§ Material for this exercise

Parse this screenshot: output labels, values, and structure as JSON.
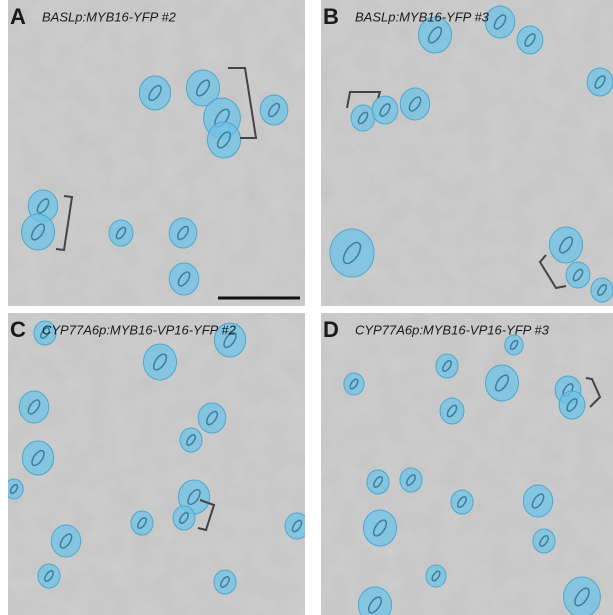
{
  "panels": [
    {
      "letter": "A",
      "label": "BASLp:MYB16-YFP #2"
    },
    {
      "letter": "B",
      "label": "BASLp:MYB16-YFP #3"
    },
    {
      "letter": "C",
      "label": "CYP77A6p:MYB16-VP16-YFP #2"
    },
    {
      "letter": "D",
      "label": "CYP77A6p:MYB16-VP16-YFP #3"
    }
  ]
}
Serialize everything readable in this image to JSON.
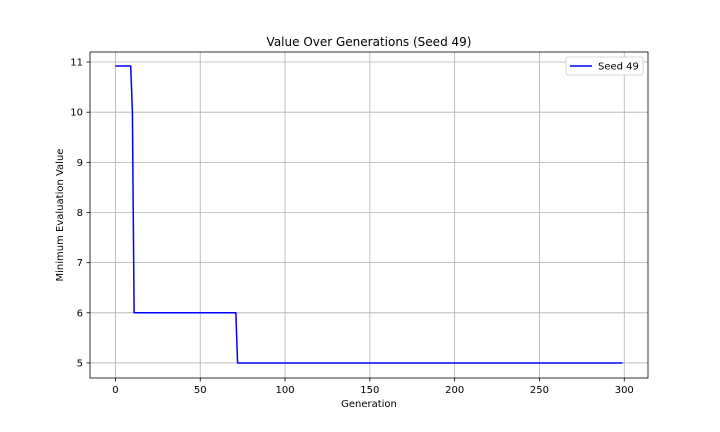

§ Given task
Quote the material exactly. Pictures stay out.

§ Full output
Parse this screenshot: output labels, values, and structure as JSON.
{
  "panels": [
    {
      "letter": "A",
      "label": "BASLp:MYB16-YFP #2"
    },
    {
      "letter": "B",
      "label": "BASLp:MYB16-YFP #3"
    },
    {
      "letter": "C",
      "label": "CYP77A6p:MYB16-VP16-YFP #2"
    },
    {
      "letter": "D",
      "label": "CYP77A6p:MYB16-VP16-YFP #3"
    }
  ]
}
Serialize everything readable in this image to JSON.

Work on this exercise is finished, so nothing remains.